Exercise materials.

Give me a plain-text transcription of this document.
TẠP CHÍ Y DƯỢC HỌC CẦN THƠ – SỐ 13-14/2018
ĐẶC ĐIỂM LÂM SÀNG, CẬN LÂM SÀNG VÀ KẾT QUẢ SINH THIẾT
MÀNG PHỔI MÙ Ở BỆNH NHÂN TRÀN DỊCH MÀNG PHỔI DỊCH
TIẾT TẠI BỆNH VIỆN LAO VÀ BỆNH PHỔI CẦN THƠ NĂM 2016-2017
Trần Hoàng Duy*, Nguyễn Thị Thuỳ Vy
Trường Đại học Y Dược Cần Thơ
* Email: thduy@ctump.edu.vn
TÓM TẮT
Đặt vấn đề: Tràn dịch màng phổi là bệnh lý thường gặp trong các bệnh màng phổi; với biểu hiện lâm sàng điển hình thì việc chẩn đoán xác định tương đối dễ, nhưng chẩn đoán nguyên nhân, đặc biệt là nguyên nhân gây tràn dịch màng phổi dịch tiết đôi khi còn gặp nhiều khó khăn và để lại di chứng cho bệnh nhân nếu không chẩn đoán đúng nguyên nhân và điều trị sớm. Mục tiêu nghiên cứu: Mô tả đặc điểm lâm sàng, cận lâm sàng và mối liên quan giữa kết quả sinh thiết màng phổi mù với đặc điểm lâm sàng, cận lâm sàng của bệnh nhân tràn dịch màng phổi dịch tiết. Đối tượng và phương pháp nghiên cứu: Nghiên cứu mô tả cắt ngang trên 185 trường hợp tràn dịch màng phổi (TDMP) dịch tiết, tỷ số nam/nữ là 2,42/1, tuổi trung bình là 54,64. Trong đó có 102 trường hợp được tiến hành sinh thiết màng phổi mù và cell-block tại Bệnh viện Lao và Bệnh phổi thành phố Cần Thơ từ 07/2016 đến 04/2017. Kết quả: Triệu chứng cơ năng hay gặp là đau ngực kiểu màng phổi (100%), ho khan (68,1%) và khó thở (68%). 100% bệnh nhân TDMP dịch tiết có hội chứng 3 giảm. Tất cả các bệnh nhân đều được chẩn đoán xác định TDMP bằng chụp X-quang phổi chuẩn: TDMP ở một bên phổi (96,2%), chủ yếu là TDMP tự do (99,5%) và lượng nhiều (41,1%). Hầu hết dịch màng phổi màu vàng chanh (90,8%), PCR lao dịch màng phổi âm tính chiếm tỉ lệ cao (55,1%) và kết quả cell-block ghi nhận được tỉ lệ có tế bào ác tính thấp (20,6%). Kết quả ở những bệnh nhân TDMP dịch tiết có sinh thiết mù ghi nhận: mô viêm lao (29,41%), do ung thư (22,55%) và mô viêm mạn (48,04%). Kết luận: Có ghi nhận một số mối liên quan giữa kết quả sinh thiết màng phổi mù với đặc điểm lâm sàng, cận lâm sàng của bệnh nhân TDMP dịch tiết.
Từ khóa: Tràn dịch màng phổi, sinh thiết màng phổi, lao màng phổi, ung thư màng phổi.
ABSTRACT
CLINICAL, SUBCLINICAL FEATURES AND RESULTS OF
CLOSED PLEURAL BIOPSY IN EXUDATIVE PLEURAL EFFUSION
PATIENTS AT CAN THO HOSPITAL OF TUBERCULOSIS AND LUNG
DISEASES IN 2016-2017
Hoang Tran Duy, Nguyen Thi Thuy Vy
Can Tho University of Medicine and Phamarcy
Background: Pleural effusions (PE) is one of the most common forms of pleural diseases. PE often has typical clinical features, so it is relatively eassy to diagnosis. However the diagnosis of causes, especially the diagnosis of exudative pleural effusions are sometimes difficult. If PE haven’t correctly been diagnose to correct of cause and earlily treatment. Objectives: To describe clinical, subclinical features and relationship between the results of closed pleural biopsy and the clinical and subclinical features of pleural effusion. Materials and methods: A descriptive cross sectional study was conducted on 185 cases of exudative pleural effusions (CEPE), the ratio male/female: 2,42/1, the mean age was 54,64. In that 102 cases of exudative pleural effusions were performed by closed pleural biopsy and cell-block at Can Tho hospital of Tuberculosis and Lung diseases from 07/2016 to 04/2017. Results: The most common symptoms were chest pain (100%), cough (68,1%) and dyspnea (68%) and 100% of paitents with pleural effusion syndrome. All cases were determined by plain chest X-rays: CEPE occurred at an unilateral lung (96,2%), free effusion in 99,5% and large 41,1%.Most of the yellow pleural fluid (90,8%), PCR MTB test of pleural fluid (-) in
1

Action item. Every entry, from first to last, should be written out exactly.

Exercise response.
Give me a plain-text transcription of this document.
TẠP CHÍ Y DƯỢC HỌC CẦN THƠ – SỐ 13-14/2018
ĐẶC ĐIỂM LÂM SÀNG, CẬN LÂM SÀNG VÀ KẾT QUẢ SINH THIẾT
MÀNG PHỔI MÙ Ở BỆNH NHÂN TRÀN DỊCH MÀNG PHỔI DỊCH
TIẾT TẠI BỆNH VIỆN LAO VÀ BỆNH PHỔI CẦN THƠ NĂM 2016-2017
Trần Hoàng Duy*, Nguyễn Thị Thuỳ Vy
Trường Đại học Y Dược Cần Thơ
* Email: thduy@ctump.edu.vn
TÓM TẮT
Đặt vấn đề: Tràn dịch màng phổi là bệnh lý thường gặp trong các bệnh màng phổi; với biểu hiện lâm sàng điển hình thì việc chẩn đoán xác định tương đối dễ, nhưng chẩn đoán nguyên nhân, đặc biệt là nguyên nhân gây tràn dịch màng phổi dịch tiết đôi khi còn gặp nhiều khó khăn và để lại di chứng cho bệnh nhân nếu không chẩn đoán đúng nguyên nhân và điều trị sớm. Mục tiêu nghiên cứu: Mô tả đặc điểm lâm sàng, cận lâm sàng và mối liên quan giữa kết quả sinh thiết màng phổi mù với đặc điểm lâm sàng, cận lâm sàng của bệnh nhân tràn dịch màng phổi dịch tiết. Đối tượng và phương pháp nghiên cứu: Nghiên cứu mô tả cắt ngang trên 185 trường hợp tràn dịch màng phổi (TDMP) dịch tiết, tỷ số nam/nữ là 2,42/1, tuổi trung bình là 54,64. Trong đó có 102 trường hợp được tiến hành sinh thiết màng phổi mù và cell-block tại Bệnh viện Lao và Bệnh phổi thành phố Cần Thơ từ 07/2016 đến 04/2017. Kết quả: Triệu chứng cơ năng hay gặp là đau ngực kiểu màng phổi (100%), ho khan (68,1%) và khó thở (68%). 100% bệnh nhân TDMP dịch tiết có hội chứng 3 giảm. Tất cả các bệnh nhân đều được chẩn đoán xác định TDMP bằng chụp X-quang phổi chuẩn: TDMP ở một bên phổi (96,2%), chủ yếu là TDMP tự do (99,5%) và lượng nhiều (41,1%). Hầu hết dịch màng phổi màu vàng chanh (90,8%), PCR lao dịch màng phổi âm tính chiếm tỉ lệ cao (55,1%) và kết quả cell-block ghi nhận được tỉ lệ có tế bào ác tính thấp (20,6%). Kết quả ở những bệnh nhân TDMP dịch tiết có sinh thiết mù ghi nhận: mô viêm lao (29,41%), do ung thư (22,55%) và mô viêm mạn (48,04%). Kết luận: Có ghi nhận một số mối liên quan giữa kết quả sinh thiết màng phổi mù với đặc điểm lâm sàng, cận lâm sàng của bệnh nhân TDMP dịch tiết.
Từ khóa: Tràn dịch màng phổi, sinh thiết màng phổi, lao màng phổi, ung thư màng phổi.
ABSTRACT
CLINICAL, SUBCLINICAL FEATURES AND RESULTS OF
CLOSED PLEURAL BIOPSY IN EXUDATIVE PLEURAL EFFUSION
PATIENTS AT CAN THO HOSPITAL OF TUBERCULOSIS AND LUNG
DISEASES IN 2016-2017
Hoang Tran Duy, Nguyen Thi Thuy Vy
Can Tho University of Medicine and Phamarcy
Background: Pleural effusions (PE) is one of the most common forms of pleural diseases. PE often has typical clinical features, so it is relatively eassy to diagnosis. However the diagnosis of causes, especially the diagnosis of exudative pleural effusions are sometimes difficult. If PE haven’t correctly been diagnose to correct of cause and earlily treatment. Objectives: To describe clinical, subclinical features and relationship between the results of closed pleural biopsy and the clinical and subclinical features of pleural effusion. Materials and methods: A descriptive cross sectional study was conducted on 185 cases of exudative pleural effusions (CEPE), the ratio male/female: 2,42/1, the mean age was 54,64. In that 102 cases of exudative pleural effusions were performed by closed pleural biopsy and cell-block at Can Tho hospital of Tuberculosis and Lung diseases from 07/2016 to 04/2017. Results: The most common symptoms were chest pain (100%), cough (68,1%) and dyspnea (68%) and 100% of paitents with pleural effusion syndrome. All cases were determined by plain chest X-rays: CEPE occurred at an unilateral lung (96,2%), free effusion in 99,5% and large 41,1%.Most of the yellow pleural fluid (90,8%), PCR MTB test of pleural fluid (-) in
1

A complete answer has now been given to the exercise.